## Requirements
Reproduce all the lines exactly as they stand, apart from the pictures.

─── Listed entries ───

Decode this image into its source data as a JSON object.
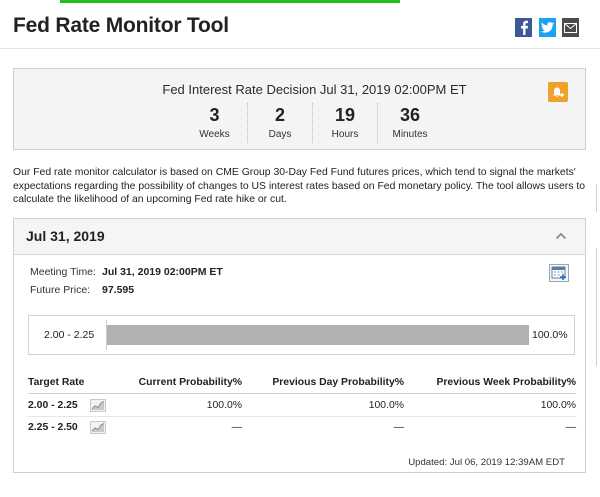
{
  "page": {
    "title": "Fed Rate Monitor Tool"
  },
  "share": {
    "facebook_icon": "facebook-icon",
    "twitter_icon": "twitter-icon",
    "email_icon": "email-icon"
  },
  "countdown": {
    "title": "Fed Interest Rate Decision Jul 31, 2019 02:00PM ET",
    "units": [
      {
        "value": "3",
        "label": "Weeks"
      },
      {
        "value": "2",
        "label": "Days"
      },
      {
        "value": "19",
        "label": "Hours"
      },
      {
        "value": "36",
        "label": "Minutes"
      }
    ]
  },
  "description": "Our Fed rate monitor calculator is based on CME Group 30-Day Fed Fund futures prices, which tend to signal the markets' expectations regarding the possibility of changes to US interest rates based on Fed monetary policy. The tool allows users to calculate the likelihood of an upcoming Fed rate hike or cut.",
  "meeting": {
    "date_heading": "Jul 31, 2019",
    "meeting_time_label": "Meeting Time:",
    "meeting_time_value": "Jul 31, 2019 02:00PM ET",
    "future_price_label": "Future Price:",
    "future_price_value": "97.595"
  },
  "bar": {
    "range": "2.00 - 2.25",
    "value_label": "100.0%",
    "fraction": 1.0
  },
  "table": {
    "headers": [
      "Target Rate",
      "Current Probability%",
      "Previous Day Probability%",
      "Previous Week Probability%"
    ],
    "rows": [
      {
        "rate": "2.00 - 2.25",
        "current": "100.0%",
        "prev_day": "100.0%",
        "prev_week": "100.0%"
      },
      {
        "rate": "2.25 - 2.50",
        "current": "—",
        "prev_day": "—",
        "prev_week": "—"
      }
    ]
  },
  "updated": "Updated: Jul 06, 2019 12:39AM EDT",
  "colors": {
    "accent_green": "#1ec01e",
    "alert_orange": "#f0a12a",
    "facebook": "#3b5998",
    "twitter": "#1da1f2",
    "bar_fill": "#b1b1b1"
  }
}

───

## Answer to this problem
Decode this image into its source data as a JSON object.
{
  "page": {
    "title": "Fed Rate Monitor Tool"
  },
  "share": {
    "facebook_icon": "facebook-icon",
    "twitter_icon": "twitter-icon",
    "email_icon": "email-icon"
  },
  "countdown": {
    "title": "Fed Interest Rate Decision Jul 31, 2019 02:00PM ET",
    "units": [
      {
        "value": "3",
        "label": "Weeks"
      },
      {
        "value": "2",
        "label": "Days"
      },
      {
        "value": "19",
        "label": "Hours"
      },
      {
        "value": "36",
        "label": "Minutes"
      }
    ]
  },
  "description": "Our Fed rate monitor calculator is based on CME Group 30-Day Fed Fund futures prices, which tend to signal the markets' expectations regarding the possibility of changes to US interest rates based on Fed monetary policy. The tool allows users to calculate the likelihood of an upcoming Fed rate hike or cut.",
  "meeting": {
    "date_heading": "Jul 31, 2019",
    "meeting_time_label": "Meeting Time:",
    "meeting_time_value": "Jul 31, 2019 02:00PM ET",
    "future_price_label": "Future Price:",
    "future_price_value": "97.595"
  },
  "bar": {
    "range": "2.00 - 2.25",
    "value_label": "100.0%",
    "fraction": 1.0
  },
  "table": {
    "headers": [
      "Target Rate",
      "Current Probability%",
      "Previous Day Probability%",
      "Previous Week Probability%"
    ],
    "rows": [
      {
        "rate": "2.00 - 2.25",
        "current": "100.0%",
        "prev_day": "100.0%",
        "prev_week": "100.0%"
      },
      {
        "rate": "2.25 - 2.50",
        "current": "—",
        "prev_day": "—",
        "prev_week": "—"
      }
    ]
  },
  "updated": "Updated: Jul 06, 2019 12:39AM EDT",
  "colors": {
    "accent_green": "#1ec01e",
    "alert_orange": "#f0a12a",
    "facebook": "#3b5998",
    "twitter": "#1da1f2",
    "bar_fill": "#b1b1b1"
  }
}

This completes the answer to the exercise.